§ Directions for this task
Find every line in the records below that holds the word "annotation" and copy it.

- - - - - - -

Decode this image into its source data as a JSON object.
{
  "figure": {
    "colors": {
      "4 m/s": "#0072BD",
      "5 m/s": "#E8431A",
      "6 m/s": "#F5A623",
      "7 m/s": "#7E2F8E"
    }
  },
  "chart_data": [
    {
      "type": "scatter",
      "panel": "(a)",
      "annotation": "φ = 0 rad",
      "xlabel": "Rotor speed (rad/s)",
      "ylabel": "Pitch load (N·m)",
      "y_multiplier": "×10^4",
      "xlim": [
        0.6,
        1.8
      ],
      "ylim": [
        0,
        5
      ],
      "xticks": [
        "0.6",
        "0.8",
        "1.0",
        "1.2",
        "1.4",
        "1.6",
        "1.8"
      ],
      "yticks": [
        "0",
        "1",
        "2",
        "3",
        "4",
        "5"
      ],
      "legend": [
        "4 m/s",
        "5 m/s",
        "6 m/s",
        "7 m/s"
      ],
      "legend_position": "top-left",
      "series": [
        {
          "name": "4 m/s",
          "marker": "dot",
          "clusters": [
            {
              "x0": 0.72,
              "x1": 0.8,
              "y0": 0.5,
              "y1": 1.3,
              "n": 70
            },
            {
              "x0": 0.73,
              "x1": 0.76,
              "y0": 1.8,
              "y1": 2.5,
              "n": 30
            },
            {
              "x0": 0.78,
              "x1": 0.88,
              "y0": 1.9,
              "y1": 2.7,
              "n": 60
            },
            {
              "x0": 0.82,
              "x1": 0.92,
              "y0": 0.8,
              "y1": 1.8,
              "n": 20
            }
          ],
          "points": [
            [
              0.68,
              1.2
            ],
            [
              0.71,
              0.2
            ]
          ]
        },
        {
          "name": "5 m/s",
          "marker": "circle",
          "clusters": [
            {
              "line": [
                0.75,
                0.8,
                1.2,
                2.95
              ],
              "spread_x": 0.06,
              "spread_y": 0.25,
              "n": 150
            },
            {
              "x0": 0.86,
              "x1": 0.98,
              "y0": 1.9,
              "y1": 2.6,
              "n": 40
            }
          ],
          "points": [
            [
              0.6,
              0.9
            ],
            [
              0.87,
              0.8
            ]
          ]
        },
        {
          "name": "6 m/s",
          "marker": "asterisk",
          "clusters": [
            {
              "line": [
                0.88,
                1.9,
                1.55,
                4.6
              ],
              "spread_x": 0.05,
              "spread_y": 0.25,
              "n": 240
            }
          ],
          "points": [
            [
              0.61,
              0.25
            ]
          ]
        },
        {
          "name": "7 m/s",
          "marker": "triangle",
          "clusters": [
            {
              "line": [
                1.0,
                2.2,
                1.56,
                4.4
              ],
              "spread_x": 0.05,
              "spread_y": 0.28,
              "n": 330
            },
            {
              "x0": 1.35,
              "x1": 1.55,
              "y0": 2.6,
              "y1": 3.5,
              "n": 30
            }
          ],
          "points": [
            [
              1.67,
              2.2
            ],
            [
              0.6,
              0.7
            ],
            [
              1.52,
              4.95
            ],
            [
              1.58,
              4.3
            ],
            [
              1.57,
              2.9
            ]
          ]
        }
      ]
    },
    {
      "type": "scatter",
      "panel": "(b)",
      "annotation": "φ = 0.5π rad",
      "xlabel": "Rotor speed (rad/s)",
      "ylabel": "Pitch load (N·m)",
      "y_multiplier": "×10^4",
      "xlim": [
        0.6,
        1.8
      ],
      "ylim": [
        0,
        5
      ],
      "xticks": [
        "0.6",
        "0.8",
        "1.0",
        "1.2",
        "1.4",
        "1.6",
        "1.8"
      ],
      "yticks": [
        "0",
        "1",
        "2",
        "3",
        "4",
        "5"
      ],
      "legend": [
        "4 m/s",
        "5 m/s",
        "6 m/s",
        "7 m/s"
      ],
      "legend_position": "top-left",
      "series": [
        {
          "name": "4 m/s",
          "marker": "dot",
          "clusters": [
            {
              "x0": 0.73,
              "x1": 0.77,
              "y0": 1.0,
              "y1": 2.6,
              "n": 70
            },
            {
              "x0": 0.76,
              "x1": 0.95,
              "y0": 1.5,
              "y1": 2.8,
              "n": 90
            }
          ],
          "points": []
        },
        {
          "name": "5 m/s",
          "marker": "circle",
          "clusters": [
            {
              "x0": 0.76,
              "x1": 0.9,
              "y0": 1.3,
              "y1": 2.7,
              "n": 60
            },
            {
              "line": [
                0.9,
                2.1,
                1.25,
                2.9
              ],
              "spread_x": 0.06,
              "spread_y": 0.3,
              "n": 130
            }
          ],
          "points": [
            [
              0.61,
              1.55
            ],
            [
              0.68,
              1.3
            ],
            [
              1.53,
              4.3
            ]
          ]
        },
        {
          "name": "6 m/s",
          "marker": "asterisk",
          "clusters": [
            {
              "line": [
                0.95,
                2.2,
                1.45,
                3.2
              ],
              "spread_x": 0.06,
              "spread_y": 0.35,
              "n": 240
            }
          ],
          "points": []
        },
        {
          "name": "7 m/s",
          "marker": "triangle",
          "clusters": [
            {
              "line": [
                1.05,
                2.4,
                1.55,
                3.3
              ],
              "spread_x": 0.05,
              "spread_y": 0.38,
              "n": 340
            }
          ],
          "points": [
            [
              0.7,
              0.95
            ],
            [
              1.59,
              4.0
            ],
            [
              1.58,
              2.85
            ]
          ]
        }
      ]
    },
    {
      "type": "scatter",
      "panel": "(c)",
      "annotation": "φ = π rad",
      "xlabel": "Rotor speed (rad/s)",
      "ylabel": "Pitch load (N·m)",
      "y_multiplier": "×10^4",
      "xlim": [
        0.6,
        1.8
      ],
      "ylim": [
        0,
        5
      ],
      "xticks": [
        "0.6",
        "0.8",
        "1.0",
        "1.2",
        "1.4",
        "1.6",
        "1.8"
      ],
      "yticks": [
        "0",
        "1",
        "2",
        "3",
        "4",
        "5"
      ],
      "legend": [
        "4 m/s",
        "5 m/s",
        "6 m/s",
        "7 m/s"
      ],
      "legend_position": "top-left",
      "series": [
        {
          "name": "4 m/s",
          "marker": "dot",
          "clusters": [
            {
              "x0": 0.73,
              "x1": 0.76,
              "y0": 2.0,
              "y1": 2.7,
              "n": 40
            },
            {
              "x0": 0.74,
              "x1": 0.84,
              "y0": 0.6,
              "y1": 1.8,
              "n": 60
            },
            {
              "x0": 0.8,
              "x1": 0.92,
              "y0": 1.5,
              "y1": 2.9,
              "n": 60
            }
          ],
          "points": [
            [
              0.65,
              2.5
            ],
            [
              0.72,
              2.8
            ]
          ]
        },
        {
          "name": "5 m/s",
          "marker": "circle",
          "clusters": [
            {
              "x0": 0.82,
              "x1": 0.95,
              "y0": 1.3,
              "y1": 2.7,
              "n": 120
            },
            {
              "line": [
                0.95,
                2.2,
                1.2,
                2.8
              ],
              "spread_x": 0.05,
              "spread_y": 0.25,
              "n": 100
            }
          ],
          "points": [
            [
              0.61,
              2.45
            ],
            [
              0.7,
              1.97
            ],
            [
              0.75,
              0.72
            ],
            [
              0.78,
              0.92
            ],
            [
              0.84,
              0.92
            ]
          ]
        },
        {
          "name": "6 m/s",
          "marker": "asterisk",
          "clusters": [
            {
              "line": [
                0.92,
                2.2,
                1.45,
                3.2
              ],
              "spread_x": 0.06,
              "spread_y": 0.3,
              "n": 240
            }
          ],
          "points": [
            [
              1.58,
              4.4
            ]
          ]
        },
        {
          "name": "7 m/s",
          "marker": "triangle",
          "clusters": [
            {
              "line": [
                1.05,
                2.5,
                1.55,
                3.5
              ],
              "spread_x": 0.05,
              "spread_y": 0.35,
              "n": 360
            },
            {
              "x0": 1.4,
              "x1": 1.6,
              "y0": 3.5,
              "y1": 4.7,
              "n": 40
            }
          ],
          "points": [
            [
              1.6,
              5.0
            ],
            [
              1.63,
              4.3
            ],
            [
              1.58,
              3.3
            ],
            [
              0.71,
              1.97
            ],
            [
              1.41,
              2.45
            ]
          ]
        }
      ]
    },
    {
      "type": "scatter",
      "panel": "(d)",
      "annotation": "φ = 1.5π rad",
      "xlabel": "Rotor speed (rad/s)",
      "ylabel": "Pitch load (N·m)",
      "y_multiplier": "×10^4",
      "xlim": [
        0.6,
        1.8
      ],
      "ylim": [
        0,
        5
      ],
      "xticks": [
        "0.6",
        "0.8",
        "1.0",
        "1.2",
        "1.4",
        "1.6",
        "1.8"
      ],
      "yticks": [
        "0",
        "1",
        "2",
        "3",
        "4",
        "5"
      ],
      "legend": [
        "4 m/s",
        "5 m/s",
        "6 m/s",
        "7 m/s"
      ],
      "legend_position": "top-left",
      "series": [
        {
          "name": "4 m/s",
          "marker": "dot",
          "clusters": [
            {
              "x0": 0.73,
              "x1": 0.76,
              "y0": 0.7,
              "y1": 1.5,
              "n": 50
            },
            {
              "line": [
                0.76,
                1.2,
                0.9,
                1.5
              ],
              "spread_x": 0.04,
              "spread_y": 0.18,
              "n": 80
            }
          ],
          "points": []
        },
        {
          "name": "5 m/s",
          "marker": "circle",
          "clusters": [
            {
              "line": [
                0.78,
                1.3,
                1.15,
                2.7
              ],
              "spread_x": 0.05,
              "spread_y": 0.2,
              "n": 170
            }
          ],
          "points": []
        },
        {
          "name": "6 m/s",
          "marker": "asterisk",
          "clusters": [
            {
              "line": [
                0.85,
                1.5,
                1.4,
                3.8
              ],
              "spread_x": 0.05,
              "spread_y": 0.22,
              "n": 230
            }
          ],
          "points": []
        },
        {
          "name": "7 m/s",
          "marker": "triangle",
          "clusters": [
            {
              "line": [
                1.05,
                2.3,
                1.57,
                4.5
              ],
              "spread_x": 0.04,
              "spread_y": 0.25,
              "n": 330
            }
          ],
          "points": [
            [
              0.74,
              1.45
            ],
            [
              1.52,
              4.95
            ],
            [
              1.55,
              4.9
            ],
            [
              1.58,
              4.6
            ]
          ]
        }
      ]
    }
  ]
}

- - - - - - -

§ Completed task
      "annotation": "φ = 0 rad",
      "annotation": "φ = 0.5π rad",
      "annotation": "φ = π rad",
      "annotation": "φ = 1.5π rad",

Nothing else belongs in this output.